EXERCISE DESCRIPTION
Repeat the whole listing below, word for word.

INFORMATION PROVIDED

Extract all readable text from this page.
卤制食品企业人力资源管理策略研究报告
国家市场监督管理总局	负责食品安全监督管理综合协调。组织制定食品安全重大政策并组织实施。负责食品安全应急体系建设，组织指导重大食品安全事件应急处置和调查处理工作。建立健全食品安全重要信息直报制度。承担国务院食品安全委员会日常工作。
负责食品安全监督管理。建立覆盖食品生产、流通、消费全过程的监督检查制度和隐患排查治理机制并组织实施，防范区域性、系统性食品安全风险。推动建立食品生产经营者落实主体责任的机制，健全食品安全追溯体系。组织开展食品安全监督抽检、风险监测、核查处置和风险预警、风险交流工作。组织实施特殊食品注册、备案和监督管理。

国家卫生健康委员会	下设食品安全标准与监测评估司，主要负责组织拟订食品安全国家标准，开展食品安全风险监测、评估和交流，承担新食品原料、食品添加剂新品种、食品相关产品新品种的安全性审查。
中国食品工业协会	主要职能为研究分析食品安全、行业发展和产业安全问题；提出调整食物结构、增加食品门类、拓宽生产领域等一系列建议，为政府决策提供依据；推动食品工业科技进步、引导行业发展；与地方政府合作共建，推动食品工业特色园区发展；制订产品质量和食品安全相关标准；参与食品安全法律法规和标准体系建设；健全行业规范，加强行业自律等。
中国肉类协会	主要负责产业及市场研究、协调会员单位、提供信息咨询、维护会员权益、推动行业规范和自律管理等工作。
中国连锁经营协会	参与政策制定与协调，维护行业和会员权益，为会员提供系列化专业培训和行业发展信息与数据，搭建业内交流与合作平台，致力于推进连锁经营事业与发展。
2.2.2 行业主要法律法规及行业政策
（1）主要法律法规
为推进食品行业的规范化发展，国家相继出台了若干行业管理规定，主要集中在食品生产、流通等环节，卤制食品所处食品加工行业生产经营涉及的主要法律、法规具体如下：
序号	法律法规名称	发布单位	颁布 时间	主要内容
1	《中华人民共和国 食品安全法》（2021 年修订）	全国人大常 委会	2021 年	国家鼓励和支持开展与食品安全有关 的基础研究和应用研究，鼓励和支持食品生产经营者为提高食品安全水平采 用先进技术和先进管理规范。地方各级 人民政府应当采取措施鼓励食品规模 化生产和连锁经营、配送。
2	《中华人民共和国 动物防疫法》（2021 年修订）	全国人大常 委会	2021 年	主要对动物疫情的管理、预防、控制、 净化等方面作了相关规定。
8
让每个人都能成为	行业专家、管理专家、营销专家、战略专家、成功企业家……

ANSWER FOR THE TASK
Extract all readable text from this page.
卤制食品企业人力资源管理策略研究报告
国家市场监督管理总局	负责食品安全监督管理综合协调。组织制定食品安全重大政策并组织实施。负责食品安全应急体系建设，组织指导重大食品安全事件应急处置和调查处理工作。建立健全食品安全重要信息直报制度。承担国务院食品安全委员会日常工作。
负责食品安全监督管理。建立覆盖食品生产、流通、消费全过程的监督检查制度和隐患排查治理机制并组织实施，防范区域性、系统性食品安全风险。推动建立食品生产经营者落实主体责任的机制，健全食品安全追溯体系。组织开展食品安全监督抽检、风险监测、核查处置和风险预警、风险交流工作。组织实施特殊食品注册、备案和监督管理。

国家卫生健康委员会	下设食品安全标准与监测评估司，主要负责组织拟订食品安全国家标准，开展食品安全风险监测、评估和交流，承担新食品原料、食品添加剂新品种、食品相关产品新品种的安全性审查。
中国食品工业协会	主要职能为研究分析食品安全、行业发展和产业安全问题；提出调整食物结构、增加食品门类、拓宽生产领域等一系列建议，为政府决策提供依据；推动食品工业科技进步、引导行业发展；与地方政府合作共建，推动食品工业特色园区发展；制订产品质量和食品安全相关标准；参与食品安全法律法规和标准体系建设；健全行业规范，加强行业自律等。
中国肉类协会	主要负责产业及市场研究、协调会员单位、提供信息咨询、维护会员权益、推动行业规范和自律管理等工作。
中国连锁经营协会	参与政策制定与协调，维护行业和会员权益，为会员提供系列化专业培训和行业发展信息与数据，搭建业内交流与合作平台，致力于推进连锁经营事业与发展。
2.2.2 行业主要法律法规及行业政策
（1）主要法律法规
为推进食品行业的规范化发展，国家相继出台了若干行业管理规定，主要集中在食品生产、流通等环节，卤制食品所处食品加工行业生产经营涉及的主要法律、法规具体如下：
序号	法律法规名称	发布单位	颁布 时间	主要内容
1	《中华人民共和国 食品安全法》（2021 年修订）	全国人大常 委会	2021 年	国家鼓励和支持开展与食品安全有关 的基础研究和应用研究，鼓励和支持食品生产经营者为提高食品安全水平采 用先进技术和先进管理规范。地方各级 人民政府应当采取措施鼓励食品规模 化生产和连锁经营、配送。
2	《中华人民共和国 动物防疫法》（2021 年修订）	全国人大常 委会	2021 年	主要对动物疫情的管理、预防、控制、 净化等方面作了相关规定。
8
让每个人都能成为	行业专家、管理专家、营销专家、战略专家、成功企业家……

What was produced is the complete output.